### Supplied material ###

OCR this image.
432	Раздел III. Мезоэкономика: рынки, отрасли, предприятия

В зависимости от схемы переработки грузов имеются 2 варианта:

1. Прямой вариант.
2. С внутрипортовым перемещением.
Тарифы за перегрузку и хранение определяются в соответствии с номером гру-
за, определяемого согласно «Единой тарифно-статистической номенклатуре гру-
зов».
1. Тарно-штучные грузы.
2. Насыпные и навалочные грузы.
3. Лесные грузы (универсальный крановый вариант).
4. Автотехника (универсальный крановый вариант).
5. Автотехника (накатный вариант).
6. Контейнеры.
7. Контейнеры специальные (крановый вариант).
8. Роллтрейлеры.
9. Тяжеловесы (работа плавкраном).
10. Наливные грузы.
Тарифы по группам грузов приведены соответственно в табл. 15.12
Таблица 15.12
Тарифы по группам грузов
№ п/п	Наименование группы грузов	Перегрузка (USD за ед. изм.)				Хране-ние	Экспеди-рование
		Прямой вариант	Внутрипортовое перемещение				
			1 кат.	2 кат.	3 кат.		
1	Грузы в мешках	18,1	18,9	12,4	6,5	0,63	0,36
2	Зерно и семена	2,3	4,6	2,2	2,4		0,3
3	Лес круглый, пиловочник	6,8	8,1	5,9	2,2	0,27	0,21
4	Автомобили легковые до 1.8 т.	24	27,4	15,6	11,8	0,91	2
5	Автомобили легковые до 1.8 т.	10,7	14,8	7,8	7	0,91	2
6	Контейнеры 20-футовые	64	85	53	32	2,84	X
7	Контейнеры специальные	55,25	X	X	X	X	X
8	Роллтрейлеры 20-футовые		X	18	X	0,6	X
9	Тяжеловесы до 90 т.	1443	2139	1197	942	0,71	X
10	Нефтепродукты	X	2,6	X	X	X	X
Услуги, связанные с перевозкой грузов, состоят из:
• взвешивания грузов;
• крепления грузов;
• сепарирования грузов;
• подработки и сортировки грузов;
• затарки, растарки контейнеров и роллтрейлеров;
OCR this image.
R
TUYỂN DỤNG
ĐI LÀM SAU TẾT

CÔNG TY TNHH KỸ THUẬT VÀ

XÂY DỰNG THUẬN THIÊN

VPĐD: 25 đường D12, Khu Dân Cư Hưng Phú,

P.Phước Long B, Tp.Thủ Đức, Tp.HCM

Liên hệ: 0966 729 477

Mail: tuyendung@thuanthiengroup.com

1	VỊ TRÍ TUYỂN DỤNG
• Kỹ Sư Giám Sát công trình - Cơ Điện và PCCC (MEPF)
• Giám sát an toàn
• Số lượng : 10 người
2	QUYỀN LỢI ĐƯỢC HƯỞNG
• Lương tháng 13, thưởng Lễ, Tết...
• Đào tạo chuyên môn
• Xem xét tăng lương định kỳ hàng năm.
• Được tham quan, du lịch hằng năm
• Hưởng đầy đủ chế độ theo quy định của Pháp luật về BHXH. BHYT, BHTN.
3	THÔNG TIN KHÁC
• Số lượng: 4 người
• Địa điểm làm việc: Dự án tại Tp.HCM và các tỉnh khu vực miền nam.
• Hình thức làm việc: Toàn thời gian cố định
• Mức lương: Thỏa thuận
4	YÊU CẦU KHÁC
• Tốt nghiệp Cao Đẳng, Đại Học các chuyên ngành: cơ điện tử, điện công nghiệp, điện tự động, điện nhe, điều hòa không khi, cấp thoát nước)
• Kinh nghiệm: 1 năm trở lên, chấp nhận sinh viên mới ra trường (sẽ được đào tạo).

###

> **Goal**: Go through the records. Copy each line where "Прямой" appears.

> **Exercise answer**:
1. Прямой вариант.
		Прямой вариант	Внутрипортовое перемещение				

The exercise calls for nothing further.